Start of Items
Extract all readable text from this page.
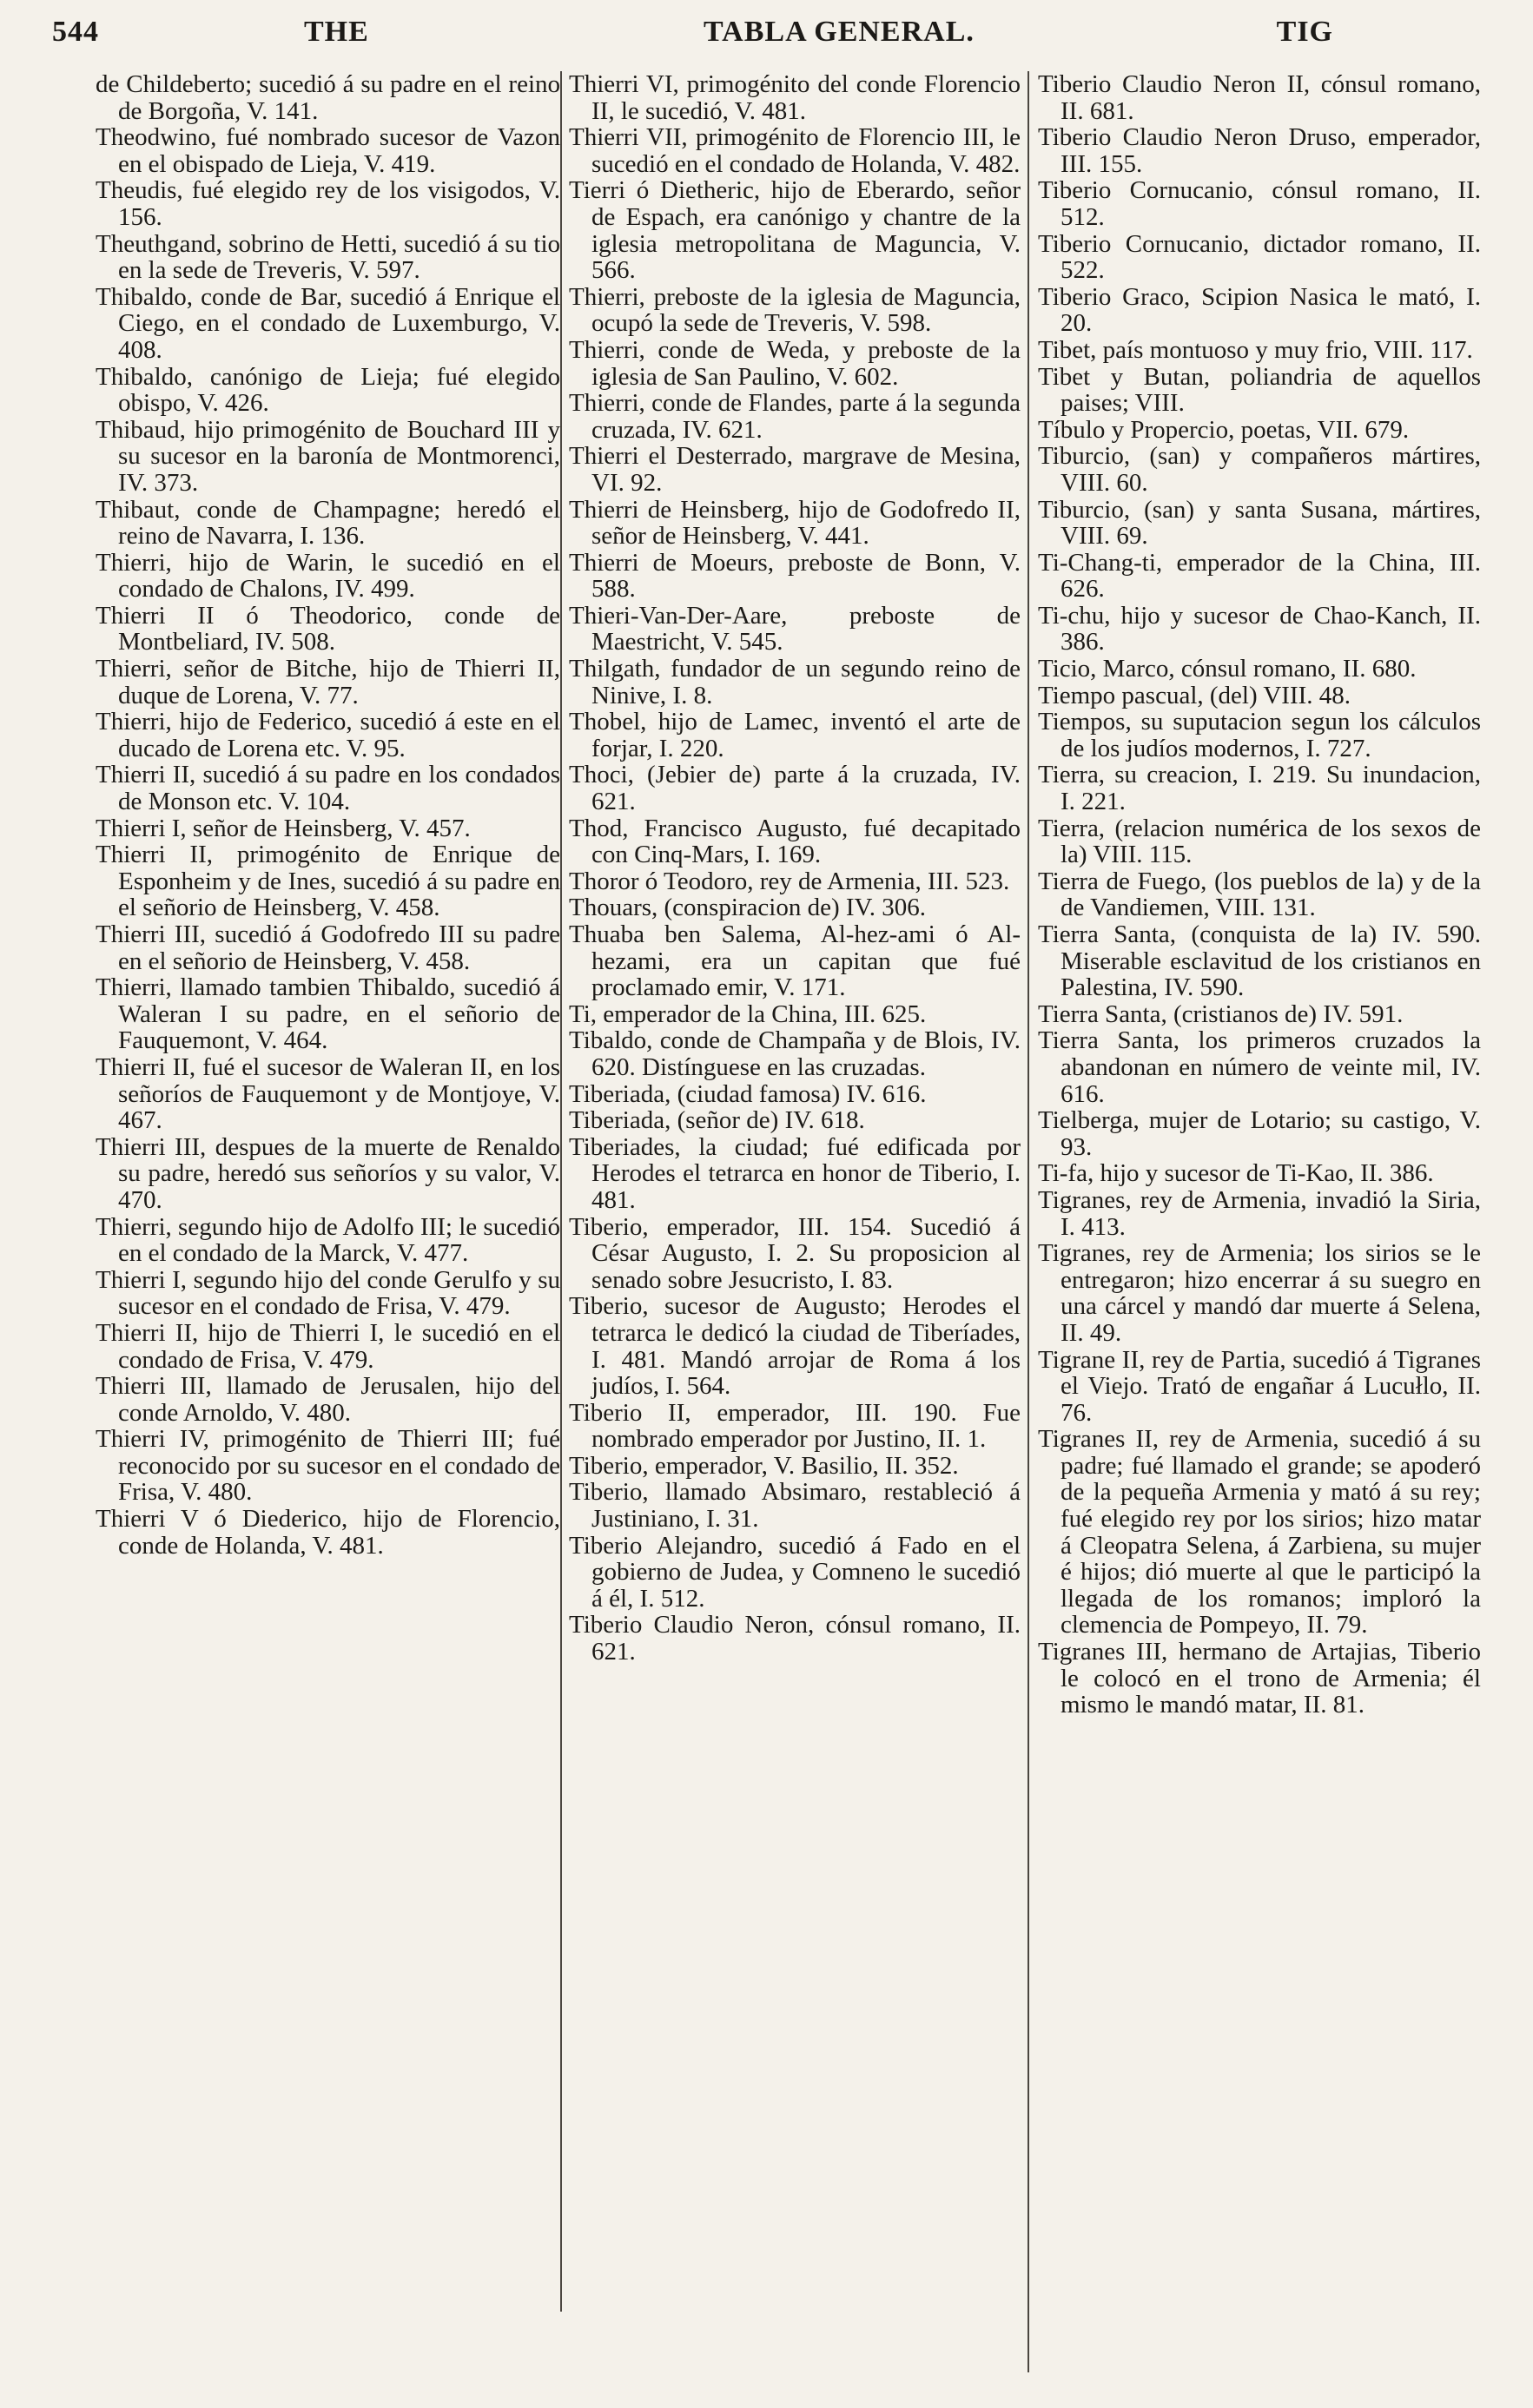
544	THE	TABLA GENERAL.	TIG

de Childeberto; sucedió á su padre en el reino de Borgoña, V. 141.

Theodwino, fué nombrado sucesor de Vazon en el obispado de Lieja, V. 419.

Theudis, fué elegido rey de los visigodos, V. 156.

Theuthgand, sobrino de Hetti, sucedió á su tio en la sede de Treveris, V. 597.

Thibaldo, conde de Bar, sucedió á Enrique el Ciego, en el condado de Luxemburgo, V. 408.

Thibaldo, canónigo de Lieja; fué elegido obispo, V. 426.

Thibaud, hijo primogénito de Bouchard III y su sucesor en la baronía de Montmorenci, IV. 373.

Thibaut, conde de Champagne; heredó el reino de Navarra, I. 136.

Thierri, hijo de Warin, le sucedió en el condado de Chalons, IV. 499.

Thierri II ó Theodorico, conde de Montbeliard, IV. 508.

Thierri, señor de Bitche, hijo de Thierri II, duque de Lorena, V. 77.

Thierri, hijo de Federico, sucedió á este en el ducado de Lorena etc. V. 95.

Thierri II, sucedió á su padre en los condados de Monson etc. V. 104.

Thierri I, señor de Heinsberg, V. 457.

Thierri II, primogénito de Enrique de Esponheim y de Ines, sucedió á su padre en el señorio de Heinsberg, V. 458.

Thierri III, sucedió á Godofredo III su padre en el señorio de Heinsberg, V. 458.

Thierri, llamado tambien Thibaldo, sucedió á Waleran I su padre, en el señorio de Fauquemont, V. 464.

Thierri II, fué el sucesor de Waleran II, en los señoríos de Fauquemont y de Montjoye, V. 467.

Thierri III, despues de la muerte de Renaldo su padre, heredó sus señoríos y su valor, V. 470.

Thierri, segundo hijo de Adolfo III; le sucedió en el condado de la Marck, V. 477.

Thierri I, segundo hijo del conde Gerulfo y su sucesor en el condado de Frisa, V. 479.

Thierri II, hijo de Thierri I, le sucedió en el condado de Frisa, V. 479.

Thierri III, llamado de Jerusalen, hijo del conde Arnoldo, V. 480.

Thierri IV, primogénito de Thierri III; fué reconocido por su sucesor en el condado de Frisa, V. 480.

Thierri V ó Diederico, hijo de Florencio, conde de Holanda, V. 481.

Thierri VI, primogénito del conde Florencio II, le sucedió, V. 481.

Thierri VII, primogénito de Florencio III, le sucedió en el condado de Holanda, V. 482.

Tierri ó Dietheric, hijo de Eberardo, señor de Espach, era canónigo y chantre de la iglesia metropolitana de Maguncia, V. 566.

Thierri, preboste de la iglesia de Maguncia, ocupó la sede de Treveris, V. 598.

Thierri, conde de Weda, y preboste de la iglesia de San Paulino, V. 602.

Thierri, conde de Flandes, parte á la segunda cruzada, IV. 621.

Thierri el Desterrado, margrave de Mesina, VI. 92.

Thierri de Heinsberg, hijo de Godofredo II, señor de Heinsberg, V. 441.

Thierri de Moeurs, preboste de Bonn, V. 588.

Thieri-Van-Der-Aare, preboste de Maestricht, V. 545.

Thilgath, fundador de un segundo reino de Ninive, I. 8.

Thobel, hijo de Lamec, inventó el arte de forjar, I. 220.

Thoci, (Jebier de) parte á la cruzada, IV. 621.

Thod, Francisco Augusto, fué decapitado con Cinq-Mars, I. 169.

Thoror ó Teodoro, rey de Armenia, III. 523.

Thouars, (conspiracion de) IV. 306.

Thuaba ben Salema, Al-hez-ami ó Al-hezami, era un capitan que fué proclamado emir, V. 171.

Ti, emperador de la China, III. 625.

Tibaldo, conde de Champaña y de Blois, IV. 620. Distínguese en las cruzadas.

Tiberiada, (ciudad famosa) IV. 616.

Tiberiada, (señor de) IV. 618.

Tiberiades, la ciudad; fué edificada por Herodes el tetrarca en honor de Tiberio, I. 481.

Tiberio, emperador, III. 154. Sucedió á César Augusto, I. 2. Su proposicion al senado sobre Jesucristo, I. 83.

Tiberio, sucesor de Augusto; Herodes el tetrarca le dedicó la ciudad de Tiberíades, I. 481. Mandó arrojar de Roma á los judíos, I. 564.

Tiberio II, emperador, III. 190. Fue nombrado emperador por Justino, II. 1.

Tiberio, emperador, V. Basilio, II. 352.

Tiberio, llamado Absimaro, restableció á Justiniano, I. 31.

Tiberio Alejandro, sucedió á Fado en el gobierno de Judea, y Comneno le sucedió á él, I. 512.

Tiberio Claudio Neron, cónsul romano, II. 621.

Tiberio Claudio Neron II, cónsul romano, II. 681.

Tiberio Claudio Neron Druso, emperador, III. 155.

Tiberio Cornucanio, cónsul romano, II. 512.

Tiberio Cornucanio, dictador romano, II. 522.

Tiberio Graco, Scipion Nasica le mató, I. 20.

Tibet, país montuoso y muy frio, VIII. 117.

Tibet y Butan, poliandria de aquellos paises; VIII.

Tíbulo y Propercio, poetas, VII. 679.

Tiburcio, (san) y compañeros mártires, VIII. 60.

Tiburcio, (san) y santa Susana, mártires, VIII. 69.

Ti-Chang-ti, emperador de la China, III. 626.

Ti-chu, hijo y sucesor de Chao-Kanch, II. 386.

Ticio, Marco, cónsul romano, II. 680.

Tiempo pascual, (del) VIII. 48.

Tiempos, su suputacion segun los cálculos de los judíos modernos, I. 727.

Tierra, su creacion, I. 219. Su inundacion, I. 221.

Tierra, (relacion numérica de los sexos de la) VIII. 115.

Tierra de Fuego, (los pueblos de la) y de la de Vandiemen, VIII. 131.

Tierra Santa, (conquista de la) IV. 590. Miserable esclavitud de los cristianos en Palestina, IV. 590.

Tierra Santa, (cristianos de) IV. 591.

Tierra Santa, los primeros cruzados la abandonan en número de veinte mil, IV. 616.

Tielberga, mujer de Lotario; su castigo, V. 93.

Ti-fa, hijo y sucesor de Ti-Kao, II. 386.

Tigranes, rey de Armenia, invadió la Siria, I. 413.

Tigranes, rey de Armenia; los sirios se le entregaron; hizo encerrar á su suegro en una cárcel y mandó dar muerte á Selena, II. 49.

Tigrane II, rey de Partia, sucedió á Tigranes el Viejo. Trató de engañar á Lucułlo, II. 76.

Tigranes II, rey de Armenia, sucedió á su padre; fué llamado el grande; se apoderó de la pequeña Armenia y mató á su rey; fué elegido rey por los sirios; hizo matar á Cleopatra Selena, á Zarbiena, su mujer é hijos; dió muerte al que le participó la llegada de los romanos; imploró la clemencia de Pompeyo, II. 79.

Tigranes III, hermano de Artajias, Tiberio le colocó en el trono de Armenia; él mismo le mandó matar, II. 81.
End of Items
Aim: Which lines contain "sucesor"? Copy each of them out.

Solution to the exercise:
Theodwino, fué nombrado sucesor de Vazon en el obispado de Lieja, V. 419.
Thibaud, hijo primogénito de Bouchard III y su sucesor en la baronía de Montmorenci, IV. 373.
Thierri II, fué el sucesor de Waleran II, en los señoríos de Fauquemont y de Montjoye, V. 467.
Thierri I, segundo hijo del conde Gerulfo y su sucesor en el condado de Frisa, V. 479.
Thierri IV, primogénito de Thierri III; fué reconocido por su sucesor en el condado de Frisa, V. 480.
Tiberio, sucesor de Augusto; Herodes el tetrarca le dedicó la ciudad de Tiberíades, I. 481. Mandó arrojar de Roma á los judíos, I. 564.
Ti-chu, hijo y sucesor de Chao-Kanch, II. 386.
Ti-fa, hijo y sucesor de Ti-Kao, II. 386.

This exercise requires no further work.